[Begin]

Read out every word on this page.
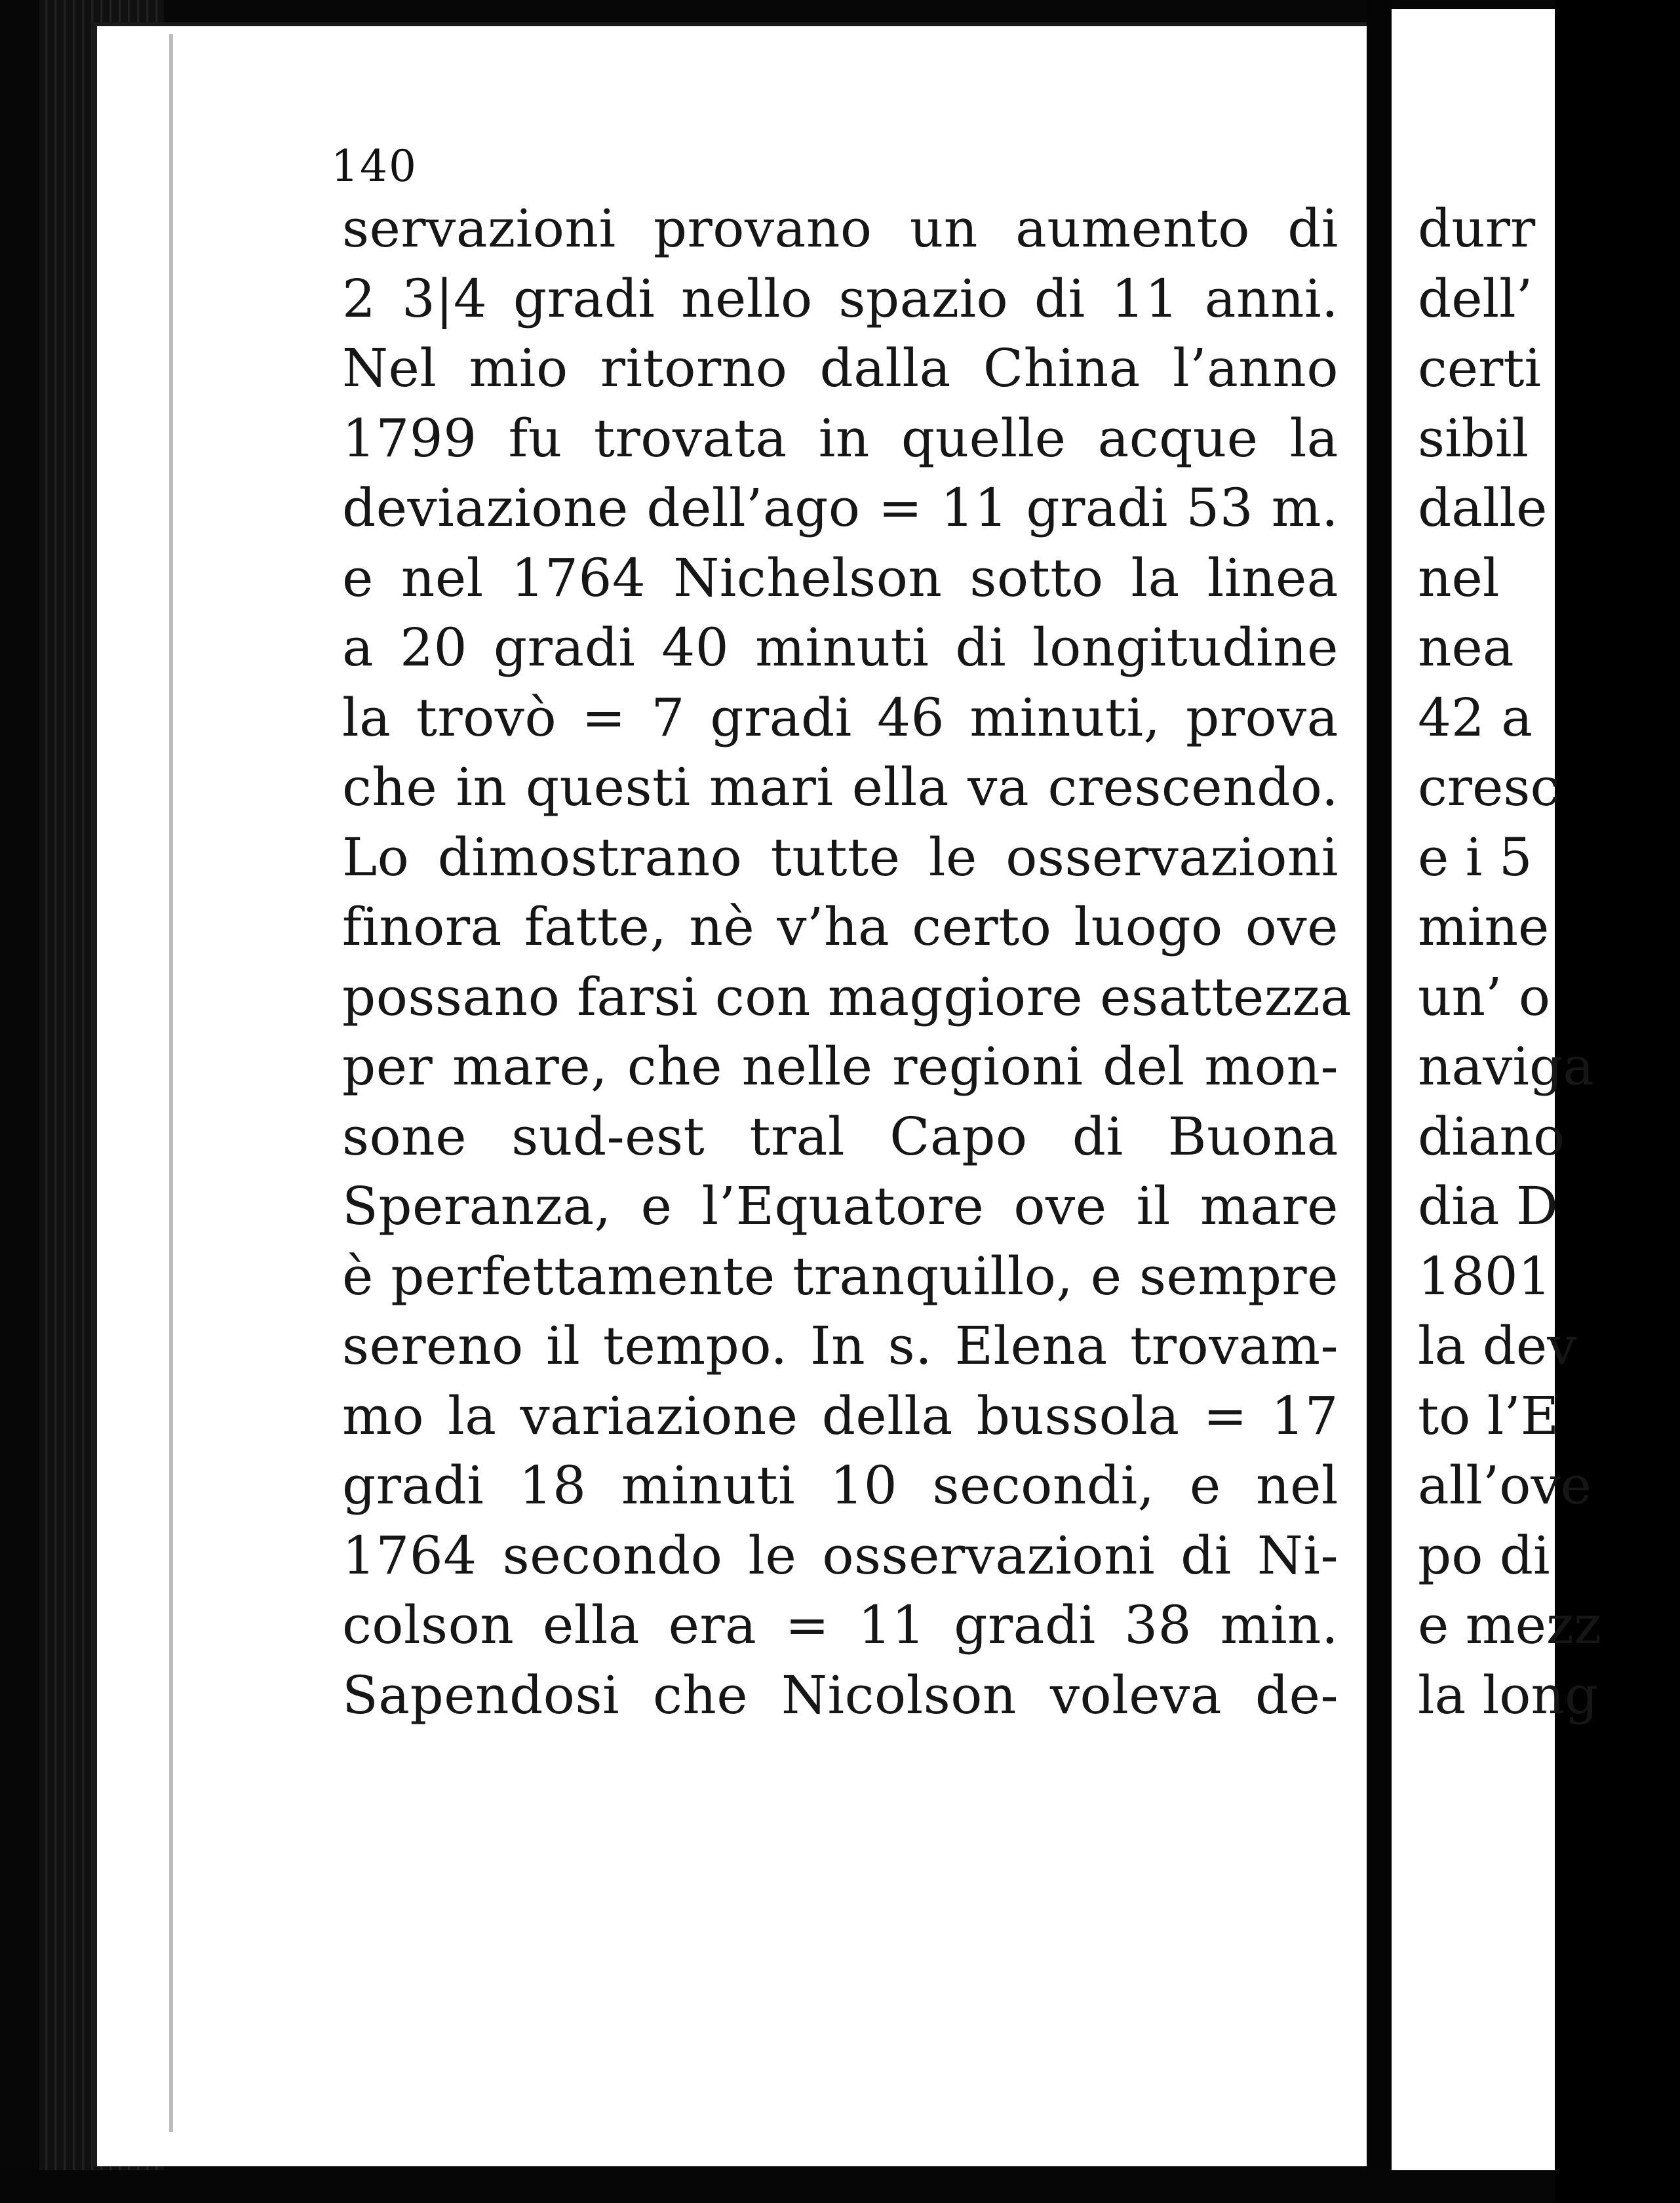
140
servazioni provano un aumento di
2 3|4 gradi nello spazio di 11 anni.
Nel mio ritorno dalla China l’anno
1799 fu trovata in quelle acque la
deviazione dell’ago = 11 gradi 53 m.
e nel 1764 Nichelson sotto la linea
a 20 gradi 40 minuti di longitudine
la trovò = 7 gradi 46 minuti, prova
che in questi mari ella va crescendo.
Lo dimostrano tutte le osservazioni
finora fatte, nè v’ha certo luogo ove
possano farsi con maggiore esattezza
per mare, che nelle regioni del mon-
sone sud-est tral Capo di Buona
Speranza, e l’Equatore ove il mare
è perfettamente tranquillo, e sempre
sereno il tempo. In s. Elena trovam-
mo la variazione della bussola = 17
gradi 18 minuti 10 secondi, e nel
1764 secondo le osservazioni di Ni-
colson ella era = 11 gradi 38 min.
Sapendosi che Nicolson voleva de-
durr
dell’
certi
sibil
dalle
nel
nea
42 a
cresc
e i 5
mine
un’ o
naviga
diano
dia D
1801
la dev
to l’E
all’ove
po di
e mezz
la long
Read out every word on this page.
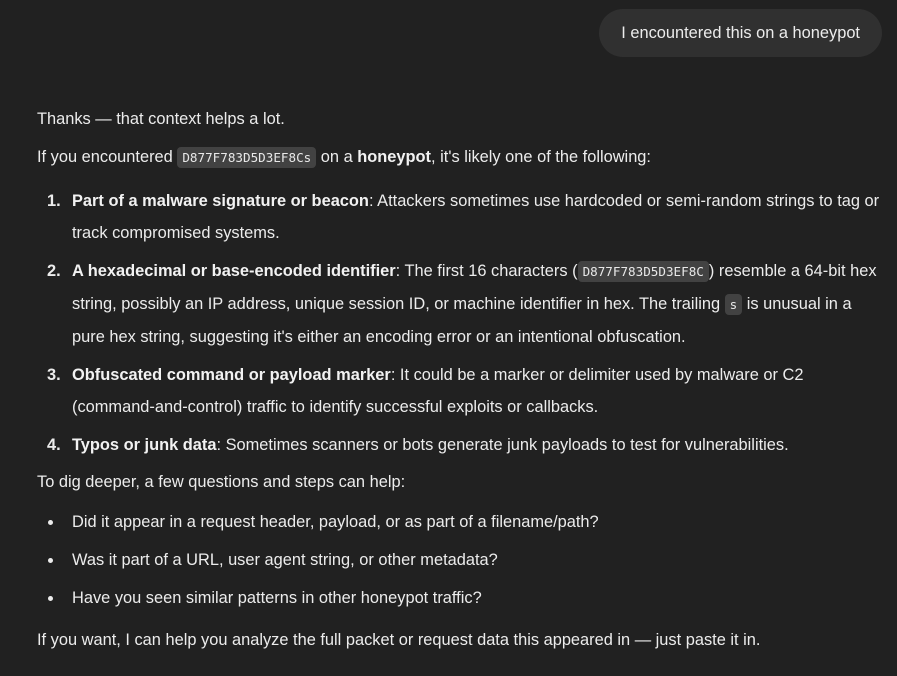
I encountered this on a honeypot

Thanks — that context helps a lot.

If you encountered D877F783D5D3EF8Cs on a honeypot, it's likely one of the following:

1. Part of a malware signature or beacon: Attackers sometimes use hardcoded or semi-random strings to tag or track compromised systems.
2. A hexadecimal or base-encoded identifier: The first 16 characters ( D877F783D5D3EF8C ) resemble a 64-bit hex string, possibly an IP address, unique session ID, or machine identifier in hex. The trailing s is unusual in a pure hex string, suggesting it's either an encoding error or an intentional obfuscation.
3. Obfuscated command or payload marker: It could be a marker or delimiter used by malware or C2 (command-and-control) traffic to identify successful exploits or callbacks.
4. Typos or junk data: Sometimes scanners or bots generate junk payloads to test for vulnerabilities.

To dig deeper, a few questions and steps can help:

Did it appear in a request header, payload, or as part of a filename/path?
Was it part of a URL, user agent string, or other metadata?
Have you seen similar patterns in other honeypot traffic?

If you want, I can help you analyze the full packet or request data this appeared in — just paste it in.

[End]

• **PROBLEM DESCRIPTION**:
Write out each line of the data exactly; the images should be left out.

• **RESPONSE TO THIS TASK**:
Read out every word on this page.
140
servazioni provano un aumento di
2 3|4 gradi nello spazio di 11 anni.
Nel mio ritorno dalla China l’anno
1799 fu trovata in quelle acque la
deviazione dell’ago = 11 gradi 53 m.
e nel 1764 Nichelson sotto la linea
a 20 gradi 40 minuti di longitudine
la trovò = 7 gradi 46 minuti, prova
che in questi mari ella va crescendo.
Lo dimostrano tutte le osservazioni
finora fatte, nè v’ha certo luogo ove
possano farsi con maggiore esattezza
per mare, che nelle regioni del mon-
sone sud-est tral Capo di Buona
Speranza, e l’Equatore ove il mare
è perfettamente tranquillo, e sempre
sereno il tempo. In s. Elena trovam-
mo la variazione della bussola = 17
gradi 18 minuti 10 secondi, e nel
1764 secondo le osservazioni di Ni-
colson ella era = 11 gradi 38 min.
Sapendosi che Nicolson voleva de-
durr
dell’
certi
sibil
dalle
nel
nea
42 a
cresc
e i 5
mine
un’ o
naviga
diano
dia D
1801
la dev
to l’E
all’ove
po di
e mezz
la long
Read out every word on this page.
I encountered this on a honeypot

Thanks — that context helps a lot.

If you encountered D877F783D5D3EF8Cs on a honeypot, it's likely one of the following:

1. Part of a malware signature or beacon: Attackers sometimes use hardcoded or semi-random strings to tag or track compromised systems.
2. A hexadecimal or base-encoded identifier: The first 16 characters ( D877F783D5D3EF8C ) resemble a 64-bit hex string, possibly an IP address, unique session ID, or machine identifier in hex. The trailing s is unusual in a pure hex string, suggesting it's either an encoding error or an intentional obfuscation.
3. Obfuscated command or payload marker: It could be a marker or delimiter used by malware or C2 (command-and-control) traffic to identify successful exploits or callbacks.
4. Typos or junk data: Sometimes scanners or bots generate junk payloads to test for vulnerabilities.

To dig deeper, a few questions and steps can help:

Did it appear in a request header, payload, or as part of a filename/path?
Was it part of a URL, user agent string, or other metadata?
Have you seen similar patterns in other honeypot traffic?

If you want, I can help you analyze the full packet or request data this appeared in — just paste it in.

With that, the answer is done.